= Beginning of Section =

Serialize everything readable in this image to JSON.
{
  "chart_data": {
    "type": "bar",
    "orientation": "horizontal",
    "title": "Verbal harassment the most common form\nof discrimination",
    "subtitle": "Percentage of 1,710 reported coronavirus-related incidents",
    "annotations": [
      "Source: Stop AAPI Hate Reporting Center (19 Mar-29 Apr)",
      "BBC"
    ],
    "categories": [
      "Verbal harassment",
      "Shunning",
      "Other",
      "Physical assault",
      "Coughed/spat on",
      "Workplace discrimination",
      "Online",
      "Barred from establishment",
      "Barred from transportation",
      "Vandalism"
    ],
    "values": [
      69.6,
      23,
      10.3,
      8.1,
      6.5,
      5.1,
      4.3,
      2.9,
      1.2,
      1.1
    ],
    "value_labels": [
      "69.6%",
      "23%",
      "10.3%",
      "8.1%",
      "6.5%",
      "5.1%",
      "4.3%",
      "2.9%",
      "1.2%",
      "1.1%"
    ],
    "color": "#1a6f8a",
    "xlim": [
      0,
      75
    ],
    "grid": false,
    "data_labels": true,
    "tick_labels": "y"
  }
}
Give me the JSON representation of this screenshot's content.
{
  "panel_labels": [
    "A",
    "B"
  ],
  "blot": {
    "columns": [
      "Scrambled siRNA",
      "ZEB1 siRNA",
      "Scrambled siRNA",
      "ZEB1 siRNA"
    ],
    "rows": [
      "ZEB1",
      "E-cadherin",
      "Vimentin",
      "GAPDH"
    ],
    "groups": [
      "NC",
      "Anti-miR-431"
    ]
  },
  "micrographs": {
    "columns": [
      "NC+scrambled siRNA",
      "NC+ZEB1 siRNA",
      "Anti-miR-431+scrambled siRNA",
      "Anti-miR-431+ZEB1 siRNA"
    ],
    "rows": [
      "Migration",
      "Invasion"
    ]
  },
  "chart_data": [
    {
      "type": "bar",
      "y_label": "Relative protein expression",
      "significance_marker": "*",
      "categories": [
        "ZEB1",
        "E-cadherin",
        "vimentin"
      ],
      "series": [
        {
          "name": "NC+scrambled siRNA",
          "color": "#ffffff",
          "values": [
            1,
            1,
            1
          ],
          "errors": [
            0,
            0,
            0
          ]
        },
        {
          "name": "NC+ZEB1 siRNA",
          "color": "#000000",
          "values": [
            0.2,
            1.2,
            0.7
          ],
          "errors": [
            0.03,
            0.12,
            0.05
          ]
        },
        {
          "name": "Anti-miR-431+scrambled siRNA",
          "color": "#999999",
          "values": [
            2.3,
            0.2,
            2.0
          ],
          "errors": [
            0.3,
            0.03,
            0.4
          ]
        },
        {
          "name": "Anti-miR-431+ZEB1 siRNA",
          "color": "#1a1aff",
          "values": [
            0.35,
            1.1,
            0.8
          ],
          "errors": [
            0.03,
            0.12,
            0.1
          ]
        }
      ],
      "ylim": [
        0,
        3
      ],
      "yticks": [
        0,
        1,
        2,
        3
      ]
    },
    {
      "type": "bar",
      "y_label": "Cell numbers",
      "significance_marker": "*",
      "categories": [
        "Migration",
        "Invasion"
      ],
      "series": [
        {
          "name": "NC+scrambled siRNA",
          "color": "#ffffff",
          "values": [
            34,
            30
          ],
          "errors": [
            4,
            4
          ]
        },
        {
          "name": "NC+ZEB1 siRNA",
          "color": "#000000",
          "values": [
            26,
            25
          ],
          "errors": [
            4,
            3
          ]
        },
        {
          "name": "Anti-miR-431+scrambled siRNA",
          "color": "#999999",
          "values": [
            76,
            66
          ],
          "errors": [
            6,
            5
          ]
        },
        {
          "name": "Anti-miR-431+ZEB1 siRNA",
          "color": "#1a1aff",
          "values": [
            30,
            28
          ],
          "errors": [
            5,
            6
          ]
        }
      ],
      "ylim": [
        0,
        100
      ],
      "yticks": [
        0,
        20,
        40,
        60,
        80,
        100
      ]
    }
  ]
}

= End of Section =

Task prompt: Only the lines containing "discrimination" are needed; pull them out of the listing.

Completed task:
    "title": "Verbal harassment the most common form\nof discrimination",
      "Workplace discrimination",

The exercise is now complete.